MATERIAL SUPPLIED:
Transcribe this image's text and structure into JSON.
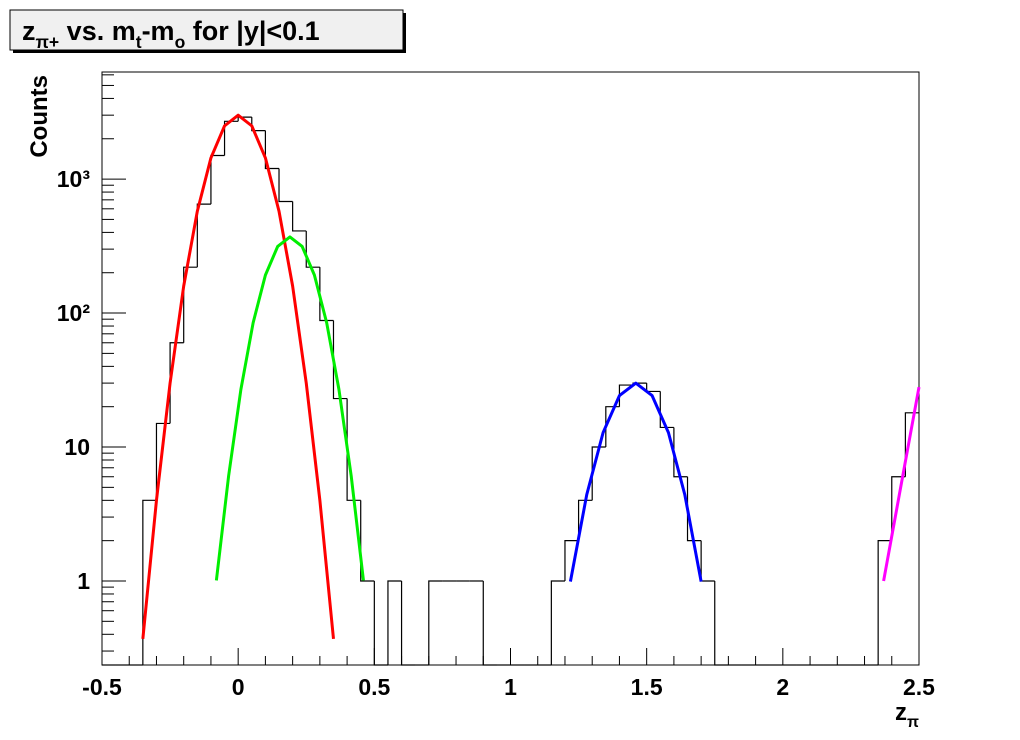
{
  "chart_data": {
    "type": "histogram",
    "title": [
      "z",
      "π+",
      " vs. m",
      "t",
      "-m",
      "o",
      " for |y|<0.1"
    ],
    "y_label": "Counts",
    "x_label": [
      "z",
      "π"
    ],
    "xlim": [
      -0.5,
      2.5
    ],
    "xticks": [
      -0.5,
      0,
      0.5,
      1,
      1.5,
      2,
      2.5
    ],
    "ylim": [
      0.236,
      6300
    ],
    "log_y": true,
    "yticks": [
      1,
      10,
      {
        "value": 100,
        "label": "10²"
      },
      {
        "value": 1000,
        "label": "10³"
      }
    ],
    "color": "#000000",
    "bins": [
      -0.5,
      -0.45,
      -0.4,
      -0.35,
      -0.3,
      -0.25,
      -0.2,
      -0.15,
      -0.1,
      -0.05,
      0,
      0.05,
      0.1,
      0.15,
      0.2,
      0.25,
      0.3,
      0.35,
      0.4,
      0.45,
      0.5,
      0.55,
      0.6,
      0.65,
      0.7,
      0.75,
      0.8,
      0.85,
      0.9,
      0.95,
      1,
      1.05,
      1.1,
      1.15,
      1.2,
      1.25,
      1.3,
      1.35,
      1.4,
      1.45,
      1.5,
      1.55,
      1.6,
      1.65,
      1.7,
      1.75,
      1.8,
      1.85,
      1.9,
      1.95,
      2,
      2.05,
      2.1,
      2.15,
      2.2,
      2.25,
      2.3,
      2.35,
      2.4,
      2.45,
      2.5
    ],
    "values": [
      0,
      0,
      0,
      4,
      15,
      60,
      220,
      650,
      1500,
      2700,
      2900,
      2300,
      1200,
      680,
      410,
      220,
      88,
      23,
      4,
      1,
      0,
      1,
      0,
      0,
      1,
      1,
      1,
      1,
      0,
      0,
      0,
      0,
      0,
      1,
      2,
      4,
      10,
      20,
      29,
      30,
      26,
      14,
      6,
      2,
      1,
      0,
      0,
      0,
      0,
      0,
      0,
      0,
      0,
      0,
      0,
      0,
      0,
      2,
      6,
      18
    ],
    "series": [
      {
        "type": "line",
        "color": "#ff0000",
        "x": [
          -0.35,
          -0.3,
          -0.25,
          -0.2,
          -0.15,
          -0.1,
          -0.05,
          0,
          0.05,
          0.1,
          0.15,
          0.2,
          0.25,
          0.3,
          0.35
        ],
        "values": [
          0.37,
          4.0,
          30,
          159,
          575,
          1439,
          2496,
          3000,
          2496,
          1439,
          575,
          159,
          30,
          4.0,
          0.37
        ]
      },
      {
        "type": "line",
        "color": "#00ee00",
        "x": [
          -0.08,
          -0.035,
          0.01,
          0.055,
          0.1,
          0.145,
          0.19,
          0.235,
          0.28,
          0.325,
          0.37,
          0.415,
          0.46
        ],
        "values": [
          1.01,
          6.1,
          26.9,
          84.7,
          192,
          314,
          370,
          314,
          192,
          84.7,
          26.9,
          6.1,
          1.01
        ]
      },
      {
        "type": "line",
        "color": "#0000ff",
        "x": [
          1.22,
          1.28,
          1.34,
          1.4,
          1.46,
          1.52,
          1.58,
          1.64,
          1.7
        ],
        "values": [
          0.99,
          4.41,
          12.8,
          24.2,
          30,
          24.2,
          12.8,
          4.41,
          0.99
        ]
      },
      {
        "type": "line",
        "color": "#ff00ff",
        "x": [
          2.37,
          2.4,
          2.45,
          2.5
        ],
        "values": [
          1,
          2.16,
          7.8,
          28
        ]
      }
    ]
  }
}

--

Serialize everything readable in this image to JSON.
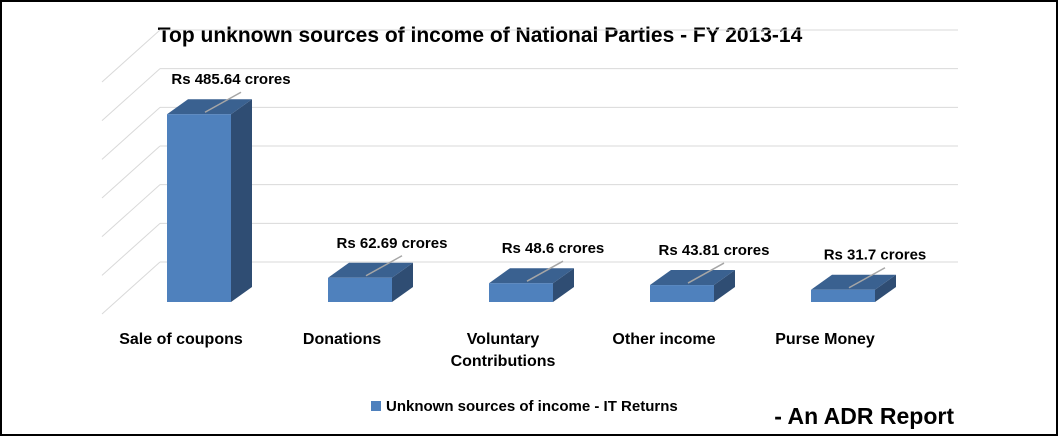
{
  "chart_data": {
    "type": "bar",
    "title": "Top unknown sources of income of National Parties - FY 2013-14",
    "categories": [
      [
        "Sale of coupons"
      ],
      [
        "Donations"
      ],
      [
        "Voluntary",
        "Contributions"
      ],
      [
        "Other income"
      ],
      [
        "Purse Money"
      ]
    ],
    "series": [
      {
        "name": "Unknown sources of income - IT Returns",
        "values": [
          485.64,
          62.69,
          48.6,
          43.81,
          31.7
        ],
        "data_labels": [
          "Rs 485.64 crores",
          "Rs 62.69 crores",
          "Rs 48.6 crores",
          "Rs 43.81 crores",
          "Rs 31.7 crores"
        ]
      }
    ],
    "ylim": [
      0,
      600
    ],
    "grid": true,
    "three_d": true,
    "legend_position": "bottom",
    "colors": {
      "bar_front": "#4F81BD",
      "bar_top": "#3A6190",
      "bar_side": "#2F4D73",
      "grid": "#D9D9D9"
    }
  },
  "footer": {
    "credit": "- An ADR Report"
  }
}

WHAT YOU WILL DO: Find all the lines containing "sources" in the material, then copy them.

EXERCISE OUTPUT:
    "title": "Top unknown sources of income of National Parties - FY 2013-14",
        "name": "Unknown sources of income - IT Returns",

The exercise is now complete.